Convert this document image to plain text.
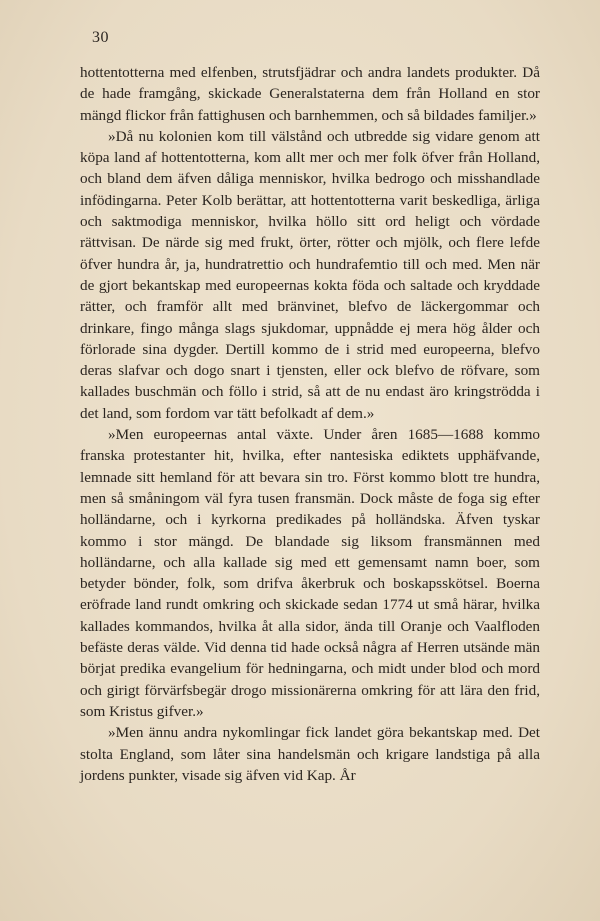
30

hottentotterna med elfenben, strutsfjädrar och andra landets produkter. Då de hade framgång, skickade Generalstaterna dem från Holland en stor mängd flickor från fattighusen och barnhemmen, och så bildades familjer.»

»Då nu kolonien kom till välstånd och utbredde sig vidare genom att köpa land af hottentotterna, kom allt mer och mer folk öfver från Holland, och bland dem äfven dåliga menniskor, hvilka bedrogo och misshandlade infödingarna. Peter Kolb berättar, att hottentotterna varit beskedliga, ärliga och saktmodiga menniskor, hvilka höllo sitt ord heligt och vördade rättvisan. De närde sig med frukt, örter, rötter och mjölk, och flere lefde öfver hundra år, ja, hundratrettio och hundrafemtio till och med. Men när de gjort bekantskap med europeernas kokta föda och saltade och kryddade rätter, och framför allt med bränvinet, blefvo de läckergommar och drinkare, fingo många slags sjukdomar, uppnådde ej mera hög ålder och förlorade sina dygder. Dertill kommo de i strid med europeerna, blefvo deras slafvar och dogo snart i tjensten, eller ock blefvo de röfvare, som kallades buschmän och föllo i strid, så att de nu endast äro kringströdda i det land, som fordom var tätt befolkadt af dem.»

»Men europeernas antal växte. Under åren 1685—1688 kommo franska protestanter hit, hvilka, efter nantesiska ediktets upphäfvande, lemnade sitt hemland för att bevara sin tro. Först kommo blott tre hundra, men så småningom väl fyra tusen fransmän. Dock måste de foga sig efter holländarne, och i kyrkorna predikades på holländska. Äfven tyskar kommo i stor mängd. De blandade sig liksom fransmännen med holländarne, och alla kallade sig med ett gemensamt namn boer, som betyder bönder, folk, som drifva åkerbruk och boskapsskötsel. Boerna eröfrade land rundt omkring och skickade sedan 1774 ut små härar, hvilka kallades kommandos, hvilka åt alla sidor, ända till Oranje och Vaalfloden befäste deras välde. Vid denna tid hade också några af Herren utsände män börjat predika evangelium för hedningarna, och midt under blod och mord och girigt förvärfsbegär drogo missionärerna omkring för att lära den frid, som Kristus gifver.»

»Men ännu andra nykomlingar fick landet göra bekantskap med. Det stolta England, som låter sina handelsmän och krigare landstiga på alla jordens punkter, visade sig äfven vid Kap. År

####

Find the lines above that contain the word "andra" and collect them.

hottentotterna med elfenben, strutsfjädrar och andra landets produkter. Då de hade framgång, skickade Generalstaterna dem från Holland en stor mängd flickor från fattighusen och barnhemmen, och så bildades familjer.»
»Men ännu andra nykomlingar fick landet göra bekantskap med. Det stolta England, som låter sina handelsmän och krigare landstiga på alla jordens punkter, visade sig äfven vid Kap. År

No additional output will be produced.